INSTRUCTIONS TO FOLLOW:
List each line in which the string "Christmas" appears.

____ INPUT RECORDS

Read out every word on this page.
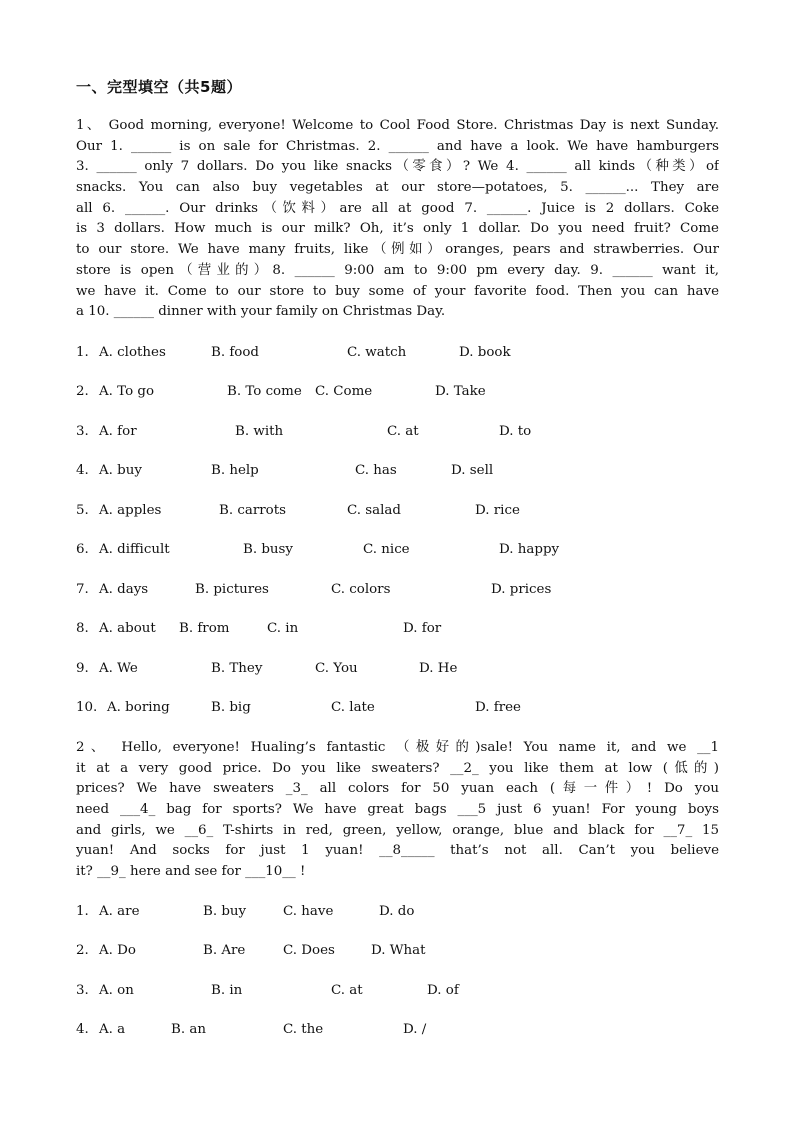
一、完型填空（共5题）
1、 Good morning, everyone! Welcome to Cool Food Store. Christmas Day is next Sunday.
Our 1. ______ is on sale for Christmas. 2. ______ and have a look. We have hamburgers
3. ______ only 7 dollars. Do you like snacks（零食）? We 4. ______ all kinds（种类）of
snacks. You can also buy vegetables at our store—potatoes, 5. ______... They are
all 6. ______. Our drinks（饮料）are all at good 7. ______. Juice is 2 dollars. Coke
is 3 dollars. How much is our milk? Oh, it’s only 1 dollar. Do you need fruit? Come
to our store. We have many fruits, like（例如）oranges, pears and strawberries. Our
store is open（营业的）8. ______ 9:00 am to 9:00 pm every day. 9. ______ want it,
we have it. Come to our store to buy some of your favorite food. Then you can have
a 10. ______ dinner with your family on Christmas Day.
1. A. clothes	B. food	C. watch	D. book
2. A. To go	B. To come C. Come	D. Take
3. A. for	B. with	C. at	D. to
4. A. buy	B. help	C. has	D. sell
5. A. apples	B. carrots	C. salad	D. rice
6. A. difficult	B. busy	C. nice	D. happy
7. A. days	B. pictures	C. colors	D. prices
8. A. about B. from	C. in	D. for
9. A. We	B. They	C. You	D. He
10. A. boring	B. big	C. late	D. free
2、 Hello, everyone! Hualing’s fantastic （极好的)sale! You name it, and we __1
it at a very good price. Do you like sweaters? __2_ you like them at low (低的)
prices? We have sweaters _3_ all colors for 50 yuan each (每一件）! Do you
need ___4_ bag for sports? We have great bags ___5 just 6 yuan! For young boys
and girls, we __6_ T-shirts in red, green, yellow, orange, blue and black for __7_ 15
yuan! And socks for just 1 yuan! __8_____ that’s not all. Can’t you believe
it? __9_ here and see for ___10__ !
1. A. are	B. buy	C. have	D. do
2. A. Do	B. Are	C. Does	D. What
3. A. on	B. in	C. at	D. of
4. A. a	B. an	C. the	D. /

________
____ INPUT RECORDS

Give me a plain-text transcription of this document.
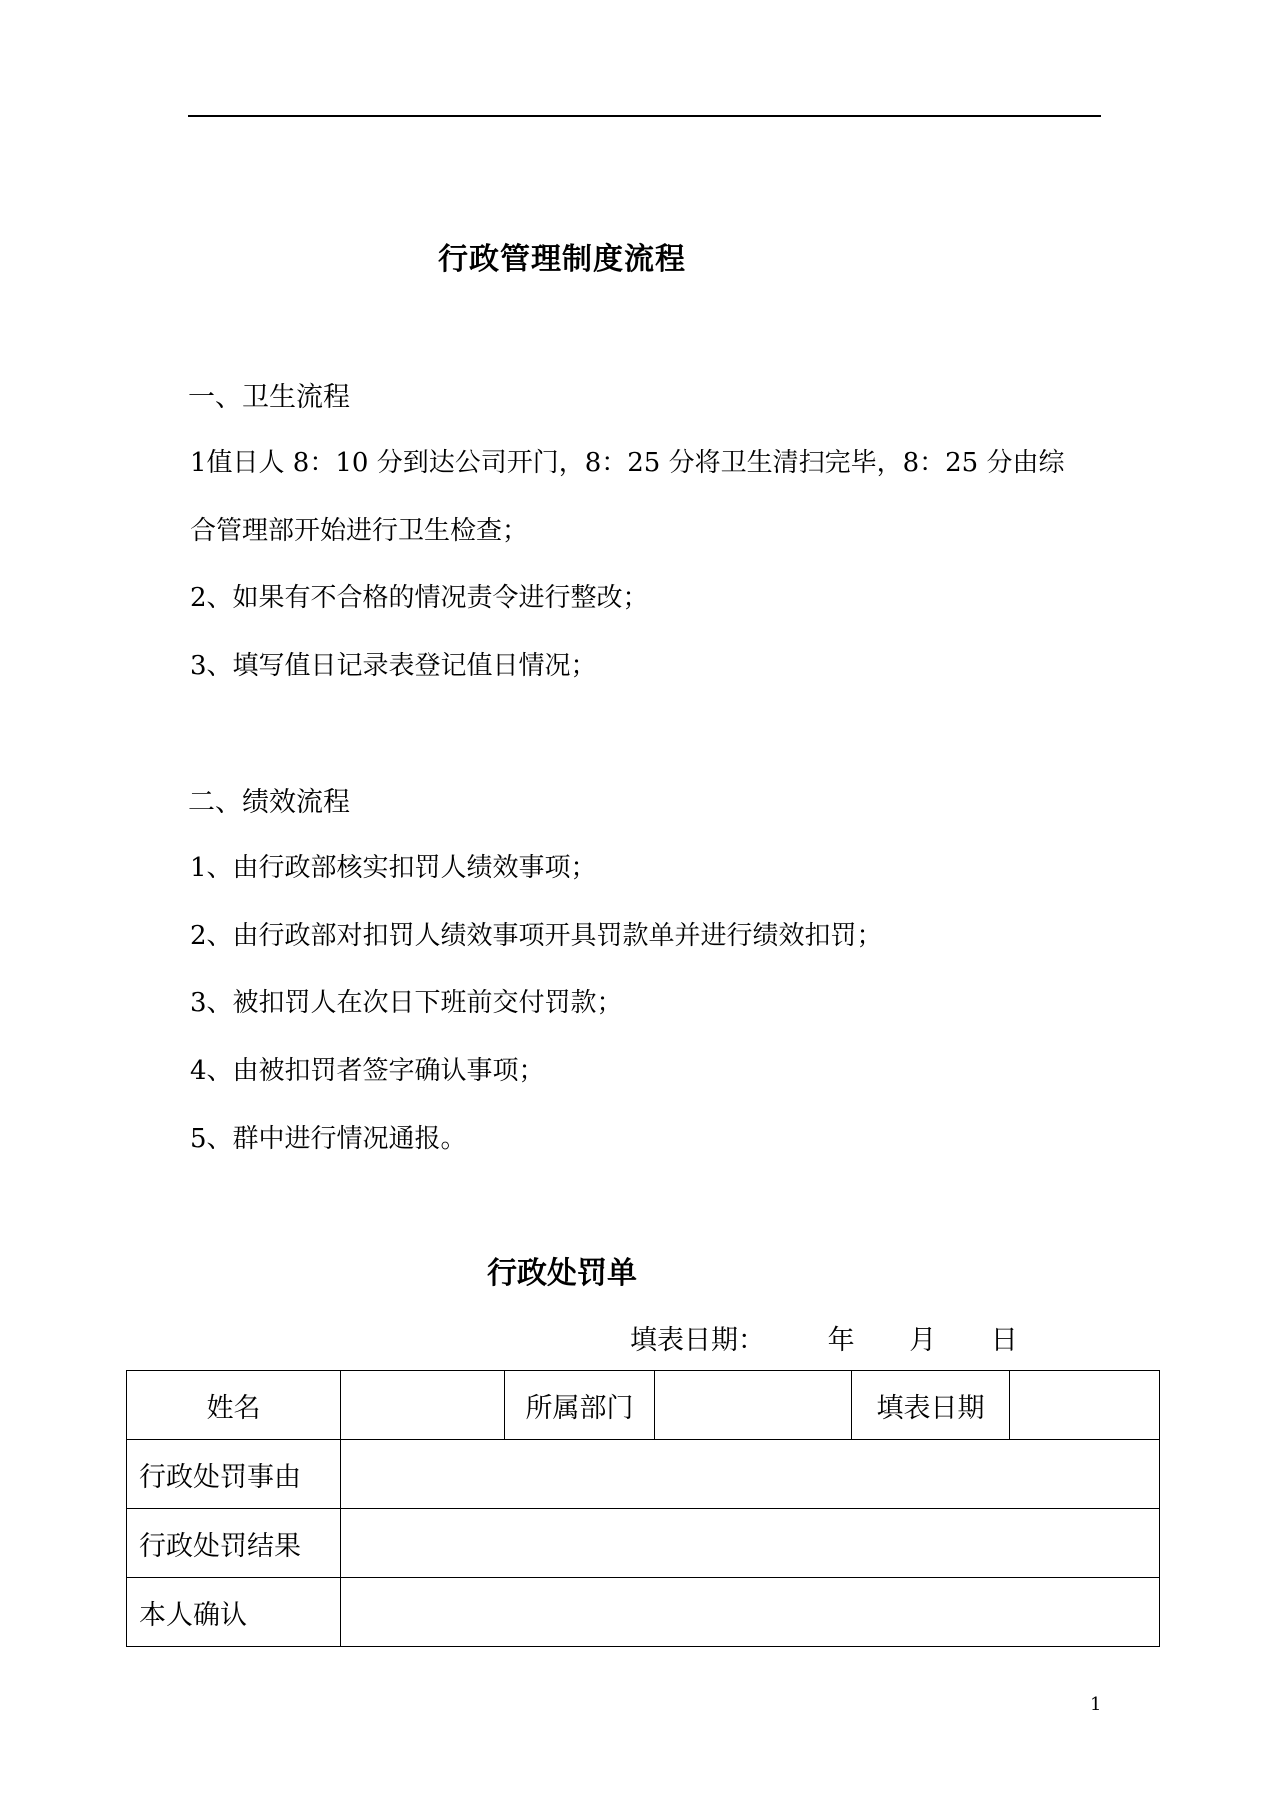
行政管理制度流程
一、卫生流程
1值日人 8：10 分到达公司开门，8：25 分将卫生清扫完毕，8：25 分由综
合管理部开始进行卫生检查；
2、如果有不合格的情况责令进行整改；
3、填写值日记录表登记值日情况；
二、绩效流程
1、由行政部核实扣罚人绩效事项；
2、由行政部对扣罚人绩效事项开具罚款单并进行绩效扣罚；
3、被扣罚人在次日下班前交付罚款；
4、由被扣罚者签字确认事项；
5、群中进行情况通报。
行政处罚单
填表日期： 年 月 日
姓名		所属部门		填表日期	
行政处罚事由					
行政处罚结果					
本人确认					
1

________

SOLVED EXERCISE:
1、 Good morning, everyone! Welcome to Cool Food Store. Christmas Day is next Sunday.
Our 1. ______ is on sale for Christmas. 2. ______ and have a look. We have hamburgers
a 10. ______ dinner with your family on Christmas Day.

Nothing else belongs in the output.